*** DATA RECORDS Section Begins ***

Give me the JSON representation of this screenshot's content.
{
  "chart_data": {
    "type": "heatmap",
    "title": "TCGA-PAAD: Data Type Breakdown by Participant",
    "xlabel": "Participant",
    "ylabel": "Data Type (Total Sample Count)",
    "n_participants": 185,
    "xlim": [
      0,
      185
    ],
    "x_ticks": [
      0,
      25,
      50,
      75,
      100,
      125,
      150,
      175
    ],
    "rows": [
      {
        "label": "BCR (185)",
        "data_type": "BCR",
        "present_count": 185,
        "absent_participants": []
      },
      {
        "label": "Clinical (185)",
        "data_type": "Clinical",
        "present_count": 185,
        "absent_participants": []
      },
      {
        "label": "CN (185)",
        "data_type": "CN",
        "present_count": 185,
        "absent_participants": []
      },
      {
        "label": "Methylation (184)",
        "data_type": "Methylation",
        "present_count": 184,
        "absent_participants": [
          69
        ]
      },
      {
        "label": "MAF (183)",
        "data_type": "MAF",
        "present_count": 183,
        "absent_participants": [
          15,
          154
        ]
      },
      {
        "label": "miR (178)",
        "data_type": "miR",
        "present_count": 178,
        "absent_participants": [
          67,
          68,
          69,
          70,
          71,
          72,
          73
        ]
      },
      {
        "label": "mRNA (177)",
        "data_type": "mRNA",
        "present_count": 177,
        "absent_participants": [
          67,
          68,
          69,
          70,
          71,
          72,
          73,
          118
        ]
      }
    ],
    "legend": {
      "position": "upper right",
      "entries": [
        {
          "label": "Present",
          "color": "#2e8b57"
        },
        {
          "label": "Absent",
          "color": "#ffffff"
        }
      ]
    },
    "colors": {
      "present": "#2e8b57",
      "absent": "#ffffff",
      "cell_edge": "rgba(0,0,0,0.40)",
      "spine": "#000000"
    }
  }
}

*** DATA RECORDS Section Ends ***
*** DATA RECORDS Section Begins ***

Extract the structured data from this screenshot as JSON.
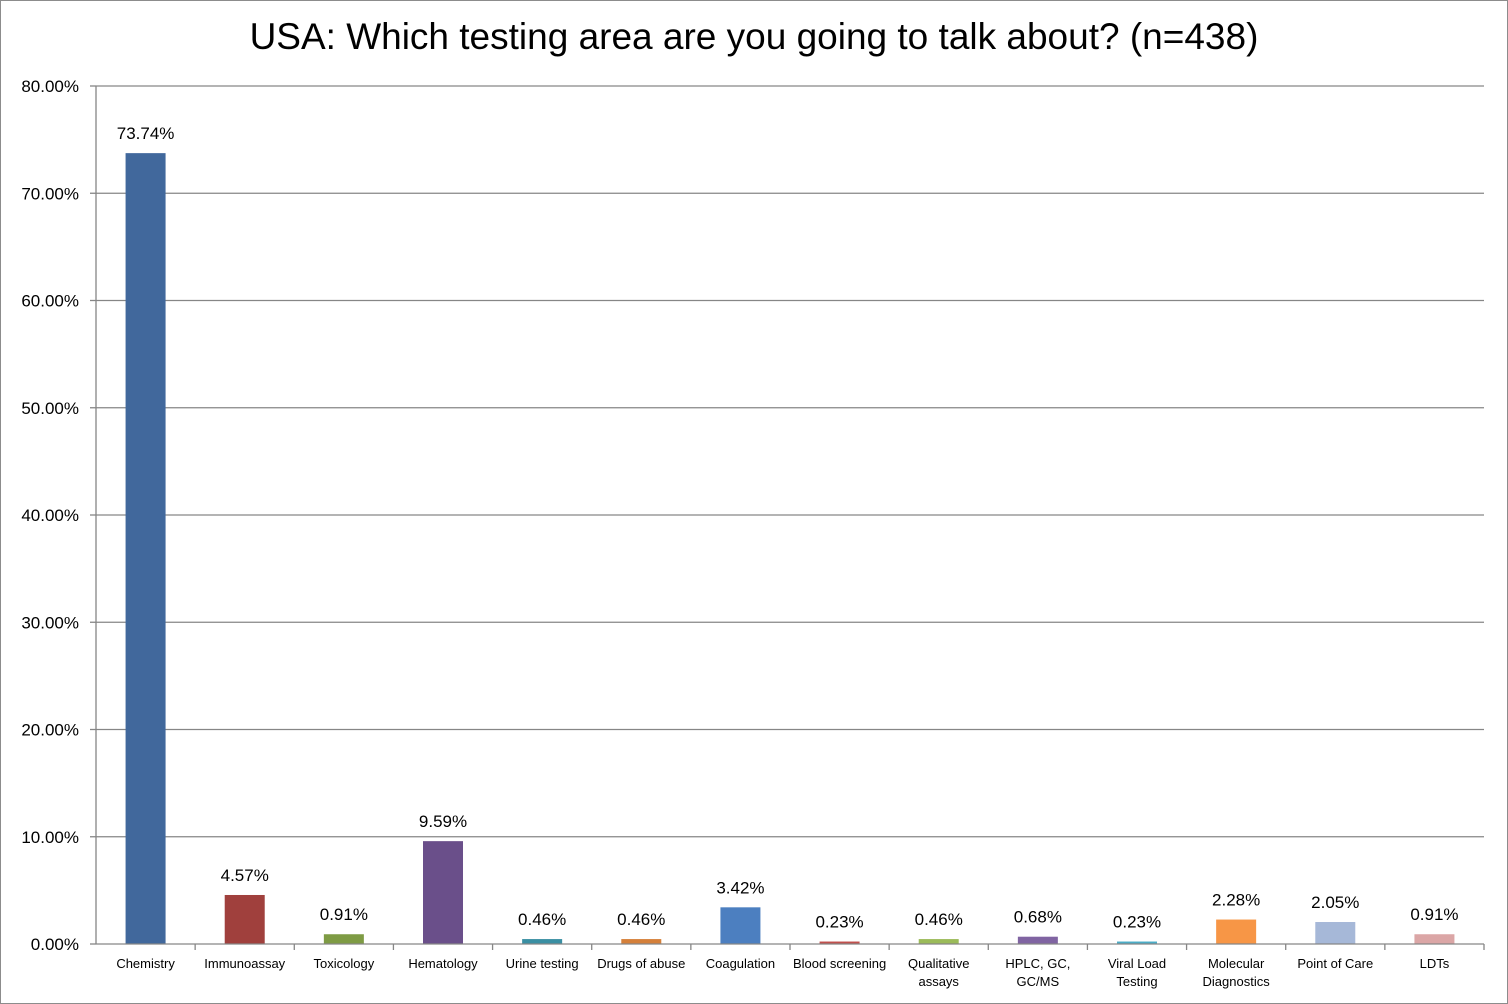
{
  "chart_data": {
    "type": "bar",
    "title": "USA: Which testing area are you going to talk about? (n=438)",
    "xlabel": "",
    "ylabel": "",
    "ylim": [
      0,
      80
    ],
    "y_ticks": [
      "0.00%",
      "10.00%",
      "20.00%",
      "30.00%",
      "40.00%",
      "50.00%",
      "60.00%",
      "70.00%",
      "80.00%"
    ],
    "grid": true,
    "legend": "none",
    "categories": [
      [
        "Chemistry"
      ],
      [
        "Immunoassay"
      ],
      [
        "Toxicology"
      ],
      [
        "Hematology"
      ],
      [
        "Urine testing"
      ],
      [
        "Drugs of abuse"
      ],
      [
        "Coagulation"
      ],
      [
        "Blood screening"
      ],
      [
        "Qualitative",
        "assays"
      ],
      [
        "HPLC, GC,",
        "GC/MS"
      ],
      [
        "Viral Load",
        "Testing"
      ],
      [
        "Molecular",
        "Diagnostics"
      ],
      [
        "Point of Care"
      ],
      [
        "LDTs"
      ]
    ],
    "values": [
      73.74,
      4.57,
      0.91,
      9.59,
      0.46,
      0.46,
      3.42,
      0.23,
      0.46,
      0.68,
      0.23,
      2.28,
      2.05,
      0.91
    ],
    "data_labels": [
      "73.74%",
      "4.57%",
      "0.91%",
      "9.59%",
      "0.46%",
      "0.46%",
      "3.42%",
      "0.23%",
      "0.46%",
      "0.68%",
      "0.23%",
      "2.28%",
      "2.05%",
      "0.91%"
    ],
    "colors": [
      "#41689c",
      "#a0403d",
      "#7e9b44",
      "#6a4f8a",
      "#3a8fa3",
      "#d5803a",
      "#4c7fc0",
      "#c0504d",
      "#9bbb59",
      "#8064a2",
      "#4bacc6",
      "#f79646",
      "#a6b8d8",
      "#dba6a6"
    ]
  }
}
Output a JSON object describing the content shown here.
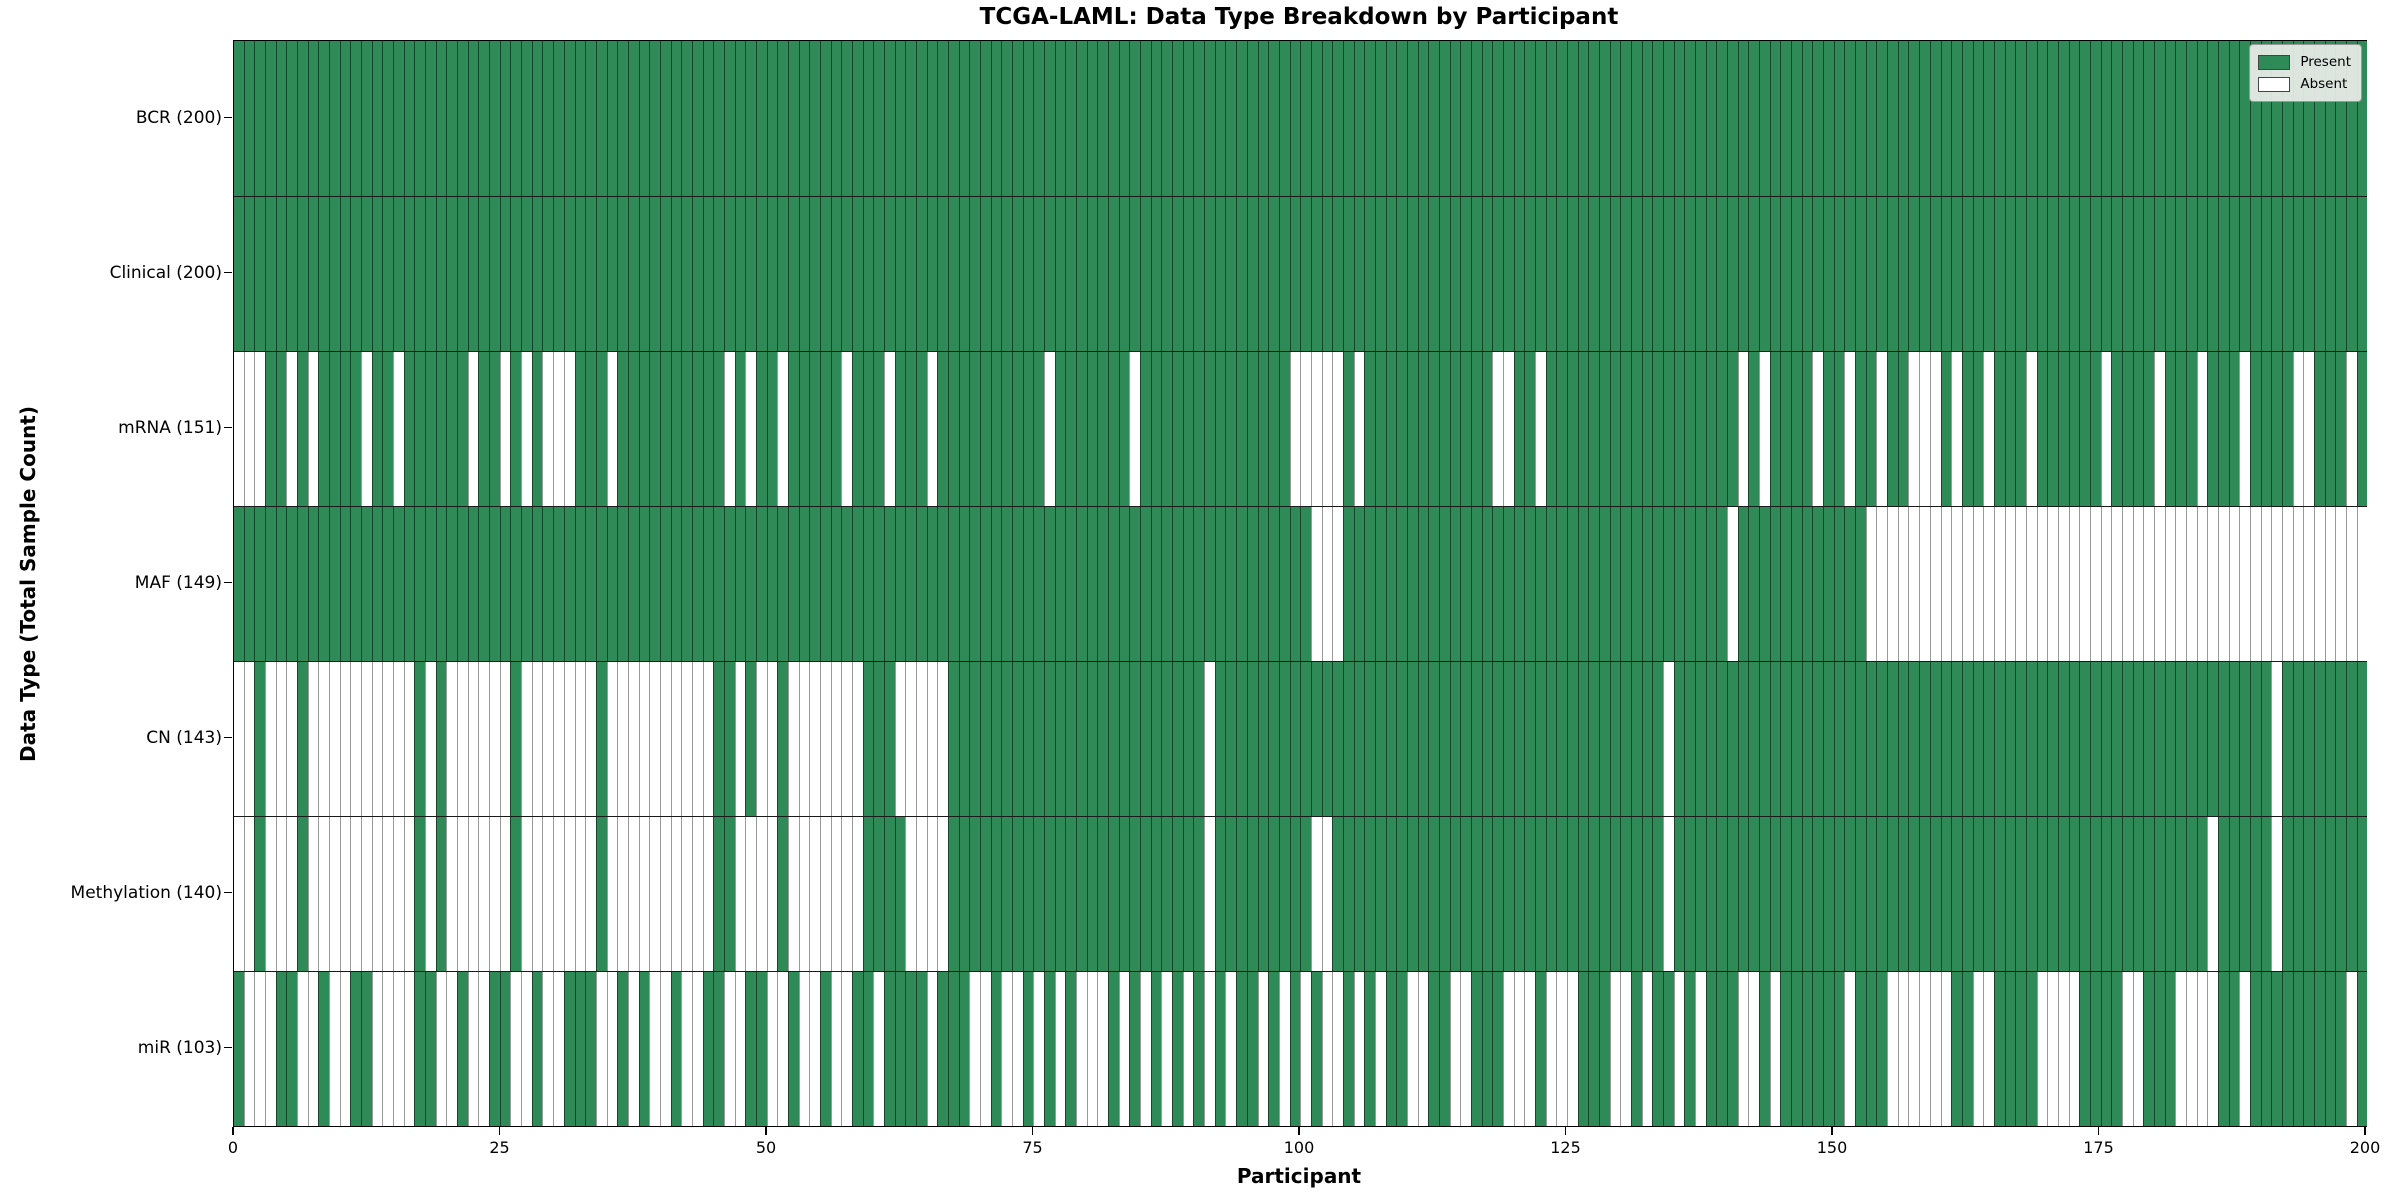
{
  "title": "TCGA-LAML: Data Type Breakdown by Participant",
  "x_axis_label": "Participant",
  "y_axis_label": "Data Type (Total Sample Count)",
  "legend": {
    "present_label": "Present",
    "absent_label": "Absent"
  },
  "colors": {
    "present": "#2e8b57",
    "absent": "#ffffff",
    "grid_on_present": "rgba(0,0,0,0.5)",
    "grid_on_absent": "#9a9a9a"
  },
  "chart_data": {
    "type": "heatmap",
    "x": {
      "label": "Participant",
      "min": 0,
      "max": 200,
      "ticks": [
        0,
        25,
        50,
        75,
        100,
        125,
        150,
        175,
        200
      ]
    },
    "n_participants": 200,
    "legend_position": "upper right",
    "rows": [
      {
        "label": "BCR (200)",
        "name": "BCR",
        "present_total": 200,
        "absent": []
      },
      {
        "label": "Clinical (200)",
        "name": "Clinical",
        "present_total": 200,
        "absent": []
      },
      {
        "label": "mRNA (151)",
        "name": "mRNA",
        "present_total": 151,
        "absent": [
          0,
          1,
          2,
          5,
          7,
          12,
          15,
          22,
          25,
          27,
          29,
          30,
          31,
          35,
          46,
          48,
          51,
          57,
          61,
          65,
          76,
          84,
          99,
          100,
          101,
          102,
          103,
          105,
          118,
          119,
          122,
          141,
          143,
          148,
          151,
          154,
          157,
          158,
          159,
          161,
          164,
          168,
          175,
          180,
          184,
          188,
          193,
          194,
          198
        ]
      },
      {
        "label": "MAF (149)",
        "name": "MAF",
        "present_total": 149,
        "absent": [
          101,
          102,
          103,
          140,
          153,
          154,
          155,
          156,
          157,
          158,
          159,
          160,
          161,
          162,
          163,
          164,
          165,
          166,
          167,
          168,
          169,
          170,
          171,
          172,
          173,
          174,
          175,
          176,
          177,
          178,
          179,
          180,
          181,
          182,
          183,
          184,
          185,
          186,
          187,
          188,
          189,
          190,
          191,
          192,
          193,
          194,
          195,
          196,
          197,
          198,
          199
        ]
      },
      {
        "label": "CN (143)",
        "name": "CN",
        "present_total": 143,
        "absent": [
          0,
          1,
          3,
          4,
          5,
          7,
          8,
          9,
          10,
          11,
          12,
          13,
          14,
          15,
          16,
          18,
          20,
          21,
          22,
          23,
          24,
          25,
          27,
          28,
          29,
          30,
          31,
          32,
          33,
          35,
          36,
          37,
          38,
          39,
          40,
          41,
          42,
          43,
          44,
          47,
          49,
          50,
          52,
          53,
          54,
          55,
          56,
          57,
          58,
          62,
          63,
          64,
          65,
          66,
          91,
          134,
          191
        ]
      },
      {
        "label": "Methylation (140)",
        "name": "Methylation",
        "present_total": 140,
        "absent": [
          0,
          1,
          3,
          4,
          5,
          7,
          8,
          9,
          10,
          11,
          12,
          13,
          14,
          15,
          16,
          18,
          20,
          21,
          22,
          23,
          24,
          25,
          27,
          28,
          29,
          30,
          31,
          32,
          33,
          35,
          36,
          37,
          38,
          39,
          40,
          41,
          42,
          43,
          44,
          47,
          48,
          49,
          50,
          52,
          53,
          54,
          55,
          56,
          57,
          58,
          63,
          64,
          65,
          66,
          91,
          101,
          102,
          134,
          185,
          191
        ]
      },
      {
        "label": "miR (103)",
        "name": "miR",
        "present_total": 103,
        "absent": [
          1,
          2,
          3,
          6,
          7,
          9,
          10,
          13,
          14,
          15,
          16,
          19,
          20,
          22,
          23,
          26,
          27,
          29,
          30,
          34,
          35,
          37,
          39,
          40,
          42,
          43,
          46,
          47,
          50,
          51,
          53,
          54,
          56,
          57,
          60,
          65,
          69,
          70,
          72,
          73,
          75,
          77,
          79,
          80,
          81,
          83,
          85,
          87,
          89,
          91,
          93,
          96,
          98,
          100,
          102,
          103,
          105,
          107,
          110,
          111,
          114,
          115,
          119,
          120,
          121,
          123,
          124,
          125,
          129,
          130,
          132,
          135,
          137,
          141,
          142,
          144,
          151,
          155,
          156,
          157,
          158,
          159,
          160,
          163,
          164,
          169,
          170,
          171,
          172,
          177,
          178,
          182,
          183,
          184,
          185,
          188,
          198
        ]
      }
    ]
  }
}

*** DATA RECORDS Section Ends ***

WORK ORDER - Looking at the entries above, count the lines that contain the string "TCGA", then give the number and nothing else.

ANSWER TO THE EXERCISE - 2